====== Material shown

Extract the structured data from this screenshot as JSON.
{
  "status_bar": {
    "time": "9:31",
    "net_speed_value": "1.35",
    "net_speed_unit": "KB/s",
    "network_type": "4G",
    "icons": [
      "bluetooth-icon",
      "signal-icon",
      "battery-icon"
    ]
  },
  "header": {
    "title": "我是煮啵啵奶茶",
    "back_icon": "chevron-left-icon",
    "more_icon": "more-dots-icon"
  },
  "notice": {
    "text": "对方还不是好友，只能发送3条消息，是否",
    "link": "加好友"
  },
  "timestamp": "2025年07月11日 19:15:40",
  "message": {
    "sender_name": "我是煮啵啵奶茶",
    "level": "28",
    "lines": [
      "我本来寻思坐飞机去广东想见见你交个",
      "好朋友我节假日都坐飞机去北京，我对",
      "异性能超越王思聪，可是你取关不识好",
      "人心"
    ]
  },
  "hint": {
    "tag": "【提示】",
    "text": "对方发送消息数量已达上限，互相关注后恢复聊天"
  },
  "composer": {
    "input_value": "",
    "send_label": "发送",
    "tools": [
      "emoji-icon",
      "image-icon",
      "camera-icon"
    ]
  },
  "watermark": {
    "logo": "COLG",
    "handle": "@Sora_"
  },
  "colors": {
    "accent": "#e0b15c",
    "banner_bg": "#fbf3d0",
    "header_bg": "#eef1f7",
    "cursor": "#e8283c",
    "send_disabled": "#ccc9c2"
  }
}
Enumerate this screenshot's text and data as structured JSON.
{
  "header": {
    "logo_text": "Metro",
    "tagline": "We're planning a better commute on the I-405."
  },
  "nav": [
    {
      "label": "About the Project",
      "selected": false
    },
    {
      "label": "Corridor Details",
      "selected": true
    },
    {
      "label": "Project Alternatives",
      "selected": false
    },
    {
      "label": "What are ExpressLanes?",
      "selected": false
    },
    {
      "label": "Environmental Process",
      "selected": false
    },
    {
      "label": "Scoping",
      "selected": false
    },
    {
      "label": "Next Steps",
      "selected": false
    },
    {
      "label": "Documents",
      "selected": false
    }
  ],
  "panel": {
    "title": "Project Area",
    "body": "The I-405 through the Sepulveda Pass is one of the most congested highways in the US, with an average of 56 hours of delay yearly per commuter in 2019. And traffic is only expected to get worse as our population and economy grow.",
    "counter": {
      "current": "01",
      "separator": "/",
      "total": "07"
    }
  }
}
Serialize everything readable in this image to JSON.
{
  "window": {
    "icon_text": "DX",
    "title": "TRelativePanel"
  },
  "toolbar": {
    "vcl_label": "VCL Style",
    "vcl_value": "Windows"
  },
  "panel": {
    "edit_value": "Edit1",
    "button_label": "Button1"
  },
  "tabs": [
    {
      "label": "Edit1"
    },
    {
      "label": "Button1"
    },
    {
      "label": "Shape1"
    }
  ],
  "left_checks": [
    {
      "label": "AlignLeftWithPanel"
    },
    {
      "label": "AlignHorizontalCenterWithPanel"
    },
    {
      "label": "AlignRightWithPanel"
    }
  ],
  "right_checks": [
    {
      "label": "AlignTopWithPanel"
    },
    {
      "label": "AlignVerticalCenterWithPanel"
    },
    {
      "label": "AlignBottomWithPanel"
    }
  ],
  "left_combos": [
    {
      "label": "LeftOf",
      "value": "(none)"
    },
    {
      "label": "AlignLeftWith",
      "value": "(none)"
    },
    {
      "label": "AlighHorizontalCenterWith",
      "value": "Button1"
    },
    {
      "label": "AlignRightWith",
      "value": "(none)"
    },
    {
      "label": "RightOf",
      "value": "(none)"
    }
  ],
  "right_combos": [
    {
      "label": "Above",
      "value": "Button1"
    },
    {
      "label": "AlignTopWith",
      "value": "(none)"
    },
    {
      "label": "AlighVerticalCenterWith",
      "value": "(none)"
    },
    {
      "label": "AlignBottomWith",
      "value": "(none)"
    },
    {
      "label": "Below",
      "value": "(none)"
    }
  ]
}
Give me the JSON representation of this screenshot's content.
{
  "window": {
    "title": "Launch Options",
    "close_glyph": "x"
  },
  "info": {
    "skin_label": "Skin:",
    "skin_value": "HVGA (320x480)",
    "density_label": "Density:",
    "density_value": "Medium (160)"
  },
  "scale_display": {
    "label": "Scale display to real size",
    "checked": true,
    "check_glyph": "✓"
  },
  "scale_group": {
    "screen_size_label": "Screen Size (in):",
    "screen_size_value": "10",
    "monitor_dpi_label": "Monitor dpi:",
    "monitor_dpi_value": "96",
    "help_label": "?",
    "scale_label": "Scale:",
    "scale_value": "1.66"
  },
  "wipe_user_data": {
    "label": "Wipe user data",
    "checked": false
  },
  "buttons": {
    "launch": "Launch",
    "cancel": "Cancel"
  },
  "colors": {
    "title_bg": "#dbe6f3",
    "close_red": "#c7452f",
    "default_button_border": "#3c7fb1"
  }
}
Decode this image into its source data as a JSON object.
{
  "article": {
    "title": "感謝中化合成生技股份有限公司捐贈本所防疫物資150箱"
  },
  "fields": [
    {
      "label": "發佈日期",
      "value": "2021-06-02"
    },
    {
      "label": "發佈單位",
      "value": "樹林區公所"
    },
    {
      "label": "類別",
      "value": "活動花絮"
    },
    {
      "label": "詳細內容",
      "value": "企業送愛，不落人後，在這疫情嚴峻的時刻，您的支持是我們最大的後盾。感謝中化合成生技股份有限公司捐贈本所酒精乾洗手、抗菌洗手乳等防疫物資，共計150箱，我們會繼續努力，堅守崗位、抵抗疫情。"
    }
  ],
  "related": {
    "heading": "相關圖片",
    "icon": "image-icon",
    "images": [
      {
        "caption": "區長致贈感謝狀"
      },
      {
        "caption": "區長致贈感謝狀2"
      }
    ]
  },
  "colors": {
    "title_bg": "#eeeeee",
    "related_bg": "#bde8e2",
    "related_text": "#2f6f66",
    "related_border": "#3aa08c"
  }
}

============

Please reproduce each record precisely as written.

Extract the structured data from this screenshot as JSON.
{
  "status_bar": {
    "time": "9:31",
    "net_speed_value": "1.35",
    "net_speed_unit": "KB/s",
    "network_type": "4G",
    "icons": [
      "bluetooth-icon",
      "signal-icon",
      "battery-icon"
    ]
  },
  "header": {
    "title": "我是煮啵啵奶茶",
    "back_icon": "chevron-left-icon",
    "more_icon": "more-dots-icon"
  },
  "notice": {
    "text": "对方还不是好友，只能发送3条消息，是否",
    "link": "加好友"
  },
  "timestamp": "2025年07月11日 19:15:40",
  "message": {
    "sender_name": "我是煮啵啵奶茶",
    "level": "28",
    "lines": [
      "我本来寻思坐飞机去广东想见见你交个",
      "好朋友我节假日都坐飞机去北京，我对",
      "异性能超越王思聪，可是你取关不识好",
      "人心"
    ]
  },
  "hint": {
    "tag": "【提示】",
    "text": "对方发送消息数量已达上限，互相关注后恢复聊天"
  },
  "composer": {
    "input_value": "",
    "send_label": "发送",
    "tools": [
      "emoji-icon",
      "image-icon",
      "camera-icon"
    ]
  },
  "watermark": {
    "logo": "COLG",
    "handle": "@Sora_"
  },
  "colors": {
    "accent": "#e0b15c",
    "banner_bg": "#fbf3d0",
    "header_bg": "#eef1f7",
    "cursor": "#e8283c",
    "send_disabled": "#ccc9c2"
  }
}
Enumerate this screenshot's text and data as structured JSON.
{
  "header": {
    "logo_text": "Metro",
    "tagline": "We're planning a better commute on the I-405."
  },
  "nav": [
    {
      "label": "About the Project",
      "selected": false
    },
    {
      "label": "Corridor Details",
      "selected": true
    },
    {
      "label": "Project Alternatives",
      "selected": false
    },
    {
      "label": "What are ExpressLanes?",
      "selected": false
    },
    {
      "label": "Environmental Process",
      "selected": false
    },
    {
      "label": "Scoping",
      "selected": false
    },
    {
      "label": "Next Steps",
      "selected": false
    },
    {
      "label": "Documents",
      "selected": false
    }
  ],
  "panel": {
    "title": "Project Area",
    "body": "The I-405 through the Sepulveda Pass is one of the most congested highways in the US, with an average of 56 hours of delay yearly per commuter in 2019. And traffic is only expected to get worse as our population and economy grow.",
    "counter": {
      "current": "01",
      "separator": "/",
      "total": "07"
    }
  }
}
Serialize everything readable in this image to JSON.
{
  "window": {
    "icon_text": "DX",
    "title": "TRelativePanel"
  },
  "toolbar": {
    "vcl_label": "VCL Style",
    "vcl_value": "Windows"
  },
  "panel": {
    "edit_value": "Edit1",
    "button_label": "Button1"
  },
  "tabs": [
    {
      "label": "Edit1"
    },
    {
      "label": "Button1"
    },
    {
      "label": "Shape1"
    }
  ],
  "left_checks": [
    {
      "label": "AlignLeftWithPanel"
    },
    {
      "label": "AlignHorizontalCenterWithPanel"
    },
    {
      "label": "AlignRightWithPanel"
    }
  ],
  "right_checks": [
    {
      "label": "AlignTopWithPanel"
    },
    {
      "label": "AlignVerticalCenterWithPanel"
    },
    {
      "label": "AlignBottomWithPanel"
    }
  ],
  "left_combos": [
    {
      "label": "LeftOf",
      "value": "(none)"
    },
    {
      "label": "AlignLeftWith",
      "value": "(none)"
    },
    {
      "label": "AlighHorizontalCenterWith",
      "value": "Button1"
    },
    {
      "label": "AlignRightWith",
      "value": "(none)"
    },
    {
      "label": "RightOf",
      "value": "(none)"
    }
  ],
  "right_combos": [
    {
      "label": "Above",
      "value": "Button1"
    },
    {
      "label": "AlignTopWith",
      "value": "(none)"
    },
    {
      "label": "AlighVerticalCenterWith",
      "value": "(none)"
    },
    {
      "label": "AlignBottomWith",
      "value": "(none)"
    },
    {
      "label": "Below",
      "value": "(none)"
    }
  ]
}
Give me the JSON representation of this screenshot's content.
{
  "window": {
    "title": "Launch Options",
    "close_glyph": "x"
  },
  "info": {
    "skin_label": "Skin:",
    "skin_value": "HVGA (320x480)",
    "density_label": "Density:",
    "density_value": "Medium (160)"
  },
  "scale_display": {
    "label": "Scale display to real size",
    "checked": true,
    "check_glyph": "✓"
  },
  "scale_group": {
    "screen_size_label": "Screen Size (in):",
    "screen_size_value": "10",
    "monitor_dpi_label": "Monitor dpi:",
    "monitor_dpi_value": "96",
    "help_label": "?",
    "scale_label": "Scale:",
    "scale_value": "1.66"
  },
  "wipe_user_data": {
    "label": "Wipe user data",
    "checked": false
  },
  "buttons": {
    "launch": "Launch",
    "cancel": "Cancel"
  },
  "colors": {
    "title_bg": "#dbe6f3",
    "close_red": "#c7452f",
    "default_button_border": "#3c7fb1"
  }
}
Decode this image into its source data as a JSON object.
{
  "article": {
    "title": "感謝中化合成生技股份有限公司捐贈本所防疫物資150箱"
  },
  "fields": [
    {
      "label": "發佈日期",
      "value": "2021-06-02"
    },
    {
      "label": "發佈單位",
      "value": "樹林區公所"
    },
    {
      "label": "類別",
      "value": "活動花絮"
    },
    {
      "label": "詳細內容",
      "value": "企業送愛，不落人後，在這疫情嚴峻的時刻，您的支持是我們最大的後盾。感謝中化合成生技股份有限公司捐贈本所酒精乾洗手、抗菌洗手乳等防疫物資，共計150箱，我們會繼續努力，堅守崗位、抵抗疫情。"
    }
  ],
  "related": {
    "heading": "相關圖片",
    "icon": "image-icon",
    "images": [
      {
        "caption": "區長致贈感謝狀"
      },
      {
        "caption": "區長致贈感謝狀2"
      }
    ]
  },
  "colors": {
    "title_bg": "#eeeeee",
    "related_bg": "#bde8e2",
    "related_text": "#2f6f66",
    "related_border": "#3aa08c"
  }
}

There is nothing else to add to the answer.